═════ Extracted data

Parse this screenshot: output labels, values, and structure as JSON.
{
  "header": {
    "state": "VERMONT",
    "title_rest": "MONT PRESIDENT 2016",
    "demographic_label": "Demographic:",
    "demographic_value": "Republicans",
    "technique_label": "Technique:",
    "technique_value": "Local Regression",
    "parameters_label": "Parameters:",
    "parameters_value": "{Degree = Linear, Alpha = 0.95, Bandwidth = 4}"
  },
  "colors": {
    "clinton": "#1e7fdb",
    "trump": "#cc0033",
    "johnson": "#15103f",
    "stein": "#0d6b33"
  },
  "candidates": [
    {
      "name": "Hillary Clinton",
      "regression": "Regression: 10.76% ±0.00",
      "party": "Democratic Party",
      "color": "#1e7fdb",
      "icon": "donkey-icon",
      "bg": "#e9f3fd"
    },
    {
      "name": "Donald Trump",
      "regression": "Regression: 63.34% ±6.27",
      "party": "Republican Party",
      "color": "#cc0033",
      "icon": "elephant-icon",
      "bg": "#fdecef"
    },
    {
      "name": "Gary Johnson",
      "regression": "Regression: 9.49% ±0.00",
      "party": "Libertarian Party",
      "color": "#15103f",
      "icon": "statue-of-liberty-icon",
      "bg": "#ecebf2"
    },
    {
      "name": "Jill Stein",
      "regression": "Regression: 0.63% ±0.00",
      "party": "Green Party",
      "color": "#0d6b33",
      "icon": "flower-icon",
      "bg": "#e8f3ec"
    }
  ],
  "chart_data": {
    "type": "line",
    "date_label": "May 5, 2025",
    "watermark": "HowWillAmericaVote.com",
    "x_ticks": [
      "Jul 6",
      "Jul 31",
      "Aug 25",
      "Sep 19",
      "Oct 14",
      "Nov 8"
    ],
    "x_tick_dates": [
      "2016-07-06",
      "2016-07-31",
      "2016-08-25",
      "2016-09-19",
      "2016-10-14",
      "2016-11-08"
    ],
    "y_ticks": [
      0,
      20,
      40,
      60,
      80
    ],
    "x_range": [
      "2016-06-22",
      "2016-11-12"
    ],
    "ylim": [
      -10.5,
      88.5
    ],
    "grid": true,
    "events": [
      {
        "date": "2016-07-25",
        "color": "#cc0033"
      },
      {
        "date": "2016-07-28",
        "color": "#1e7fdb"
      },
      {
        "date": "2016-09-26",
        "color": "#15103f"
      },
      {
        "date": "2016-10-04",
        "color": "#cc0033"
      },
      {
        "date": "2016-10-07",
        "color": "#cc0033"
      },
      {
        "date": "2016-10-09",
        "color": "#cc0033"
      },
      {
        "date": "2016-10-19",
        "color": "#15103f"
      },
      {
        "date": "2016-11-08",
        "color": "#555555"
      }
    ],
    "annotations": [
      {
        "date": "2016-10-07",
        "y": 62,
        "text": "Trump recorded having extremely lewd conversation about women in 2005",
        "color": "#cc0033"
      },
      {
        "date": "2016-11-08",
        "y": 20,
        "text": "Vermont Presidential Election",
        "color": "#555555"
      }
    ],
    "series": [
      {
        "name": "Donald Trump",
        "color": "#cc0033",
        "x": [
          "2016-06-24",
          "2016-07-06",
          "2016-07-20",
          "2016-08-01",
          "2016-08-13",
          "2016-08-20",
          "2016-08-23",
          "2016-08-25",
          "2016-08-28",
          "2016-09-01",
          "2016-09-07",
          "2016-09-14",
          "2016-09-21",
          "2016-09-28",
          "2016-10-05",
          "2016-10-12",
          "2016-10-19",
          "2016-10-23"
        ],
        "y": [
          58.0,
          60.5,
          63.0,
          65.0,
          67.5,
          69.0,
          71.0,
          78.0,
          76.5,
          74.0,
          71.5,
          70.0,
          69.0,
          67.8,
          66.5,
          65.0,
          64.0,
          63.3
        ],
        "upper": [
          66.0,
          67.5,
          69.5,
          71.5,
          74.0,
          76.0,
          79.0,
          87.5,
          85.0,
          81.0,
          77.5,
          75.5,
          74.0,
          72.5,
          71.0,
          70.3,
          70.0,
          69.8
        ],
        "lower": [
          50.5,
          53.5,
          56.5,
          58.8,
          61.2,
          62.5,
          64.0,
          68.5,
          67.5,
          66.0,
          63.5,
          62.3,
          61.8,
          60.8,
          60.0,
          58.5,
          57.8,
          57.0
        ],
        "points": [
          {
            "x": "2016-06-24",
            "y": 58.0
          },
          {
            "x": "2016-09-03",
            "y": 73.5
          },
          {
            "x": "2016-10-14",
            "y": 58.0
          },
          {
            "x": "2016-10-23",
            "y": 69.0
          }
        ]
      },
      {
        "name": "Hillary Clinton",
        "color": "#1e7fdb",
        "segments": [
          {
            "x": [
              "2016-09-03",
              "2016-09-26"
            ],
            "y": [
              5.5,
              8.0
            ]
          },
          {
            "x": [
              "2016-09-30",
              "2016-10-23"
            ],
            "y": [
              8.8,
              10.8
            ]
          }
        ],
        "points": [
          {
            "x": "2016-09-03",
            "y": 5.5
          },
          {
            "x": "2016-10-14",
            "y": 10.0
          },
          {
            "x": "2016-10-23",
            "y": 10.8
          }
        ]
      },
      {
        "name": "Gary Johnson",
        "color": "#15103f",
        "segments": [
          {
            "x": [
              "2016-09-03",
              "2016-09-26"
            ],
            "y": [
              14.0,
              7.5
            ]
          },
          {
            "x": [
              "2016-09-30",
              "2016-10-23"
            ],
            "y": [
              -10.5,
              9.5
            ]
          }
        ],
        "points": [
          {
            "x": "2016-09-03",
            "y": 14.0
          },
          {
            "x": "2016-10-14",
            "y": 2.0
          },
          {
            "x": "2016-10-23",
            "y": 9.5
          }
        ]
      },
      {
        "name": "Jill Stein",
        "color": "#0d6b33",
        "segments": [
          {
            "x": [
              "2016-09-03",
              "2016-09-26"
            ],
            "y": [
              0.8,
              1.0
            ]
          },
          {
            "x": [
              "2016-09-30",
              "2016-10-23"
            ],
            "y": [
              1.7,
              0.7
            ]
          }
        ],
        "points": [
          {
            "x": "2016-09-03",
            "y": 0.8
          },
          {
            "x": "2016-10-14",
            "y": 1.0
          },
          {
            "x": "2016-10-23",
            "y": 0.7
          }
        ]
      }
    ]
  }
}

══════════

Every line above should be printed again exactly as it stands.

Parse this screenshot: output labels, values, and structure as JSON.
{
  "header": {
    "state": "VERMONT",
    "title_rest": "MONT PRESIDENT 2016",
    "demographic_label": "Demographic:",
    "demographic_value": "Republicans",
    "technique_label": "Technique:",
    "technique_value": "Local Regression",
    "parameters_label": "Parameters:",
    "parameters_value": "{Degree = Linear, Alpha = 0.95, Bandwidth = 4}"
  },
  "colors": {
    "clinton": "#1e7fdb",
    "trump": "#cc0033",
    "johnson": "#15103f",
    "stein": "#0d6b33"
  },
  "candidates": [
    {
      "name": "Hillary Clinton",
      "regression": "Regression: 10.76% ±0.00",
      "party": "Democratic Party",
      "color": "#1e7fdb",
      "icon": "donkey-icon",
      "bg": "#e9f3fd"
    },
    {
      "name": "Donald Trump",
      "regression": "Regression: 63.34% ±6.27",
      "party": "Republican Party",
      "color": "#cc0033",
      "icon": "elephant-icon",
      "bg": "#fdecef"
    },
    {
      "name": "Gary Johnson",
      "regression": "Regression: 9.49% ±0.00",
      "party": "Libertarian Party",
      "color": "#15103f",
      "icon": "statue-of-liberty-icon",
      "bg": "#ecebf2"
    },
    {
      "name": "Jill Stein",
      "regression": "Regression: 0.63% ±0.00",
      "party": "Green Party",
      "color": "#0d6b33",
      "icon": "flower-icon",
      "bg": "#e8f3ec"
    }
  ],
  "chart_data": {
    "type": "line",
    "date_label": "May 5, 2025",
    "watermark": "HowWillAmericaVote.com",
    "x_ticks": [
      "Jul 6",
      "Jul 31",
      "Aug 25",
      "Sep 19",
      "Oct 14",
      "Nov 8"
    ],
    "x_tick_dates": [
      "2016-07-06",
      "2016-07-31",
      "2016-08-25",
      "2016-09-19",
      "2016-10-14",
      "2016-11-08"
    ],
    "y_ticks": [
      0,
      20,
      40,
      60,
      80
    ],
    "x_range": [
      "2016-06-22",
      "2016-11-12"
    ],
    "ylim": [
      -10.5,
      88.5
    ],
    "grid": true,
    "events": [
      {
        "date": "2016-07-25",
        "color": "#cc0033"
      },
      {
        "date": "2016-07-28",
        "color": "#1e7fdb"
      },
      {
        "date": "2016-09-26",
        "color": "#15103f"
      },
      {
        "date": "2016-10-04",
        "color": "#cc0033"
      },
      {
        "date": "2016-10-07",
        "color": "#cc0033"
      },
      {
        "date": "2016-10-09",
        "color": "#cc0033"
      },
      {
        "date": "2016-10-19",
        "color": "#15103f"
      },
      {
        "date": "2016-11-08",
        "color": "#555555"
      }
    ],
    "annotations": [
      {
        "date": "2016-10-07",
        "y": 62,
        "text": "Trump recorded having extremely lewd conversation about women in 2005",
        "color": "#cc0033"
      },
      {
        "date": "2016-11-08",
        "y": 20,
        "text": "Vermont Presidential Election",
        "color": "#555555"
      }
    ],
    "series": [
      {
        "name": "Donald Trump",
        "color": "#cc0033",
        "x": [
          "2016-06-24",
          "2016-07-06",
          "2016-07-20",
          "2016-08-01",
          "2016-08-13",
          "2016-08-20",
          "2016-08-23",
          "2016-08-25",
          "2016-08-28",
          "2016-09-01",
          "2016-09-07",
          "2016-09-14",
          "2016-09-21",
          "2016-09-28",
          "2016-10-05",
          "2016-10-12",
          "2016-10-19",
          "2016-10-23"
        ],
        "y": [
          58.0,
          60.5,
          63.0,
          65.0,
          67.5,
          69.0,
          71.0,
          78.0,
          76.5,
          74.0,
          71.5,
          70.0,
          69.0,
          67.8,
          66.5,
          65.0,
          64.0,
          63.3
        ],
        "upper": [
          66.0,
          67.5,
          69.5,
          71.5,
          74.0,
          76.0,
          79.0,
          87.5,
          85.0,
          81.0,
          77.5,
          75.5,
          74.0,
          72.5,
          71.0,
          70.3,
          70.0,
          69.8
        ],
        "lower": [
          50.5,
          53.5,
          56.5,
          58.8,
          61.2,
          62.5,
          64.0,
          68.5,
          67.5,
          66.0,
          63.5,
          62.3,
          61.8,
          60.8,
          60.0,
          58.5,
          57.8,
          57.0
        ],
        "points": [
          {
            "x": "2016-06-24",
            "y": 58.0
          },
          {
            "x": "2016-09-03",
            "y": 73.5
          },
          {
            "x": "2016-10-14",
            "y": 58.0
          },
          {
            "x": "2016-10-23",
            "y": 69.0
          }
        ]
      },
      {
        "name": "Hillary Clinton",
        "color": "#1e7fdb",
        "segments": [
          {
            "x": [
              "2016-09-03",
              "2016-09-26"
            ],
            "y": [
              5.5,
              8.0
            ]
          },
          {
            "x": [
              "2016-09-30",
              "2016-10-23"
            ],
            "y": [
              8.8,
              10.8
            ]
          }
        ],
        "points": [
          {
            "x": "2016-09-03",
            "y": 5.5
          },
          {
            "x": "2016-10-14",
            "y": 10.0
          },
          {
            "x": "2016-10-23",
            "y": 10.8
          }
        ]
      },
      {
        "name": "Gary Johnson",
        "color": "#15103f",
        "segments": [
          {
            "x": [
              "2016-09-03",
              "2016-09-26"
            ],
            "y": [
              14.0,
              7.5
            ]
          },
          {
            "x": [
              "2016-09-30",
              "2016-10-23"
            ],
            "y": [
              -10.5,
              9.5
            ]
          }
        ],
        "points": [
          {
            "x": "2016-09-03",
            "y": 14.0
          },
          {
            "x": "2016-10-14",
            "y": 2.0
          },
          {
            "x": "2016-10-23",
            "y": 9.5
          }
        ]
      },
      {
        "name": "Jill Stein",
        "color": "#0d6b33",
        "segments": [
          {
            "x": [
              "2016-09-03",
              "2016-09-26"
            ],
            "y": [
              0.8,
              1.0
            ]
          },
          {
            "x": [
              "2016-09-30",
              "2016-10-23"
            ],
            "y": [
              1.7,
              0.7
            ]
          }
        ],
        "points": [
          {
            "x": "2016-09-03",
            "y": 0.8
          },
          {
            "x": "2016-10-14",
            "y": 1.0
          },
          {
            "x": "2016-10-23",
            "y": 0.7
          }
        ]
      }
    ]
  }
}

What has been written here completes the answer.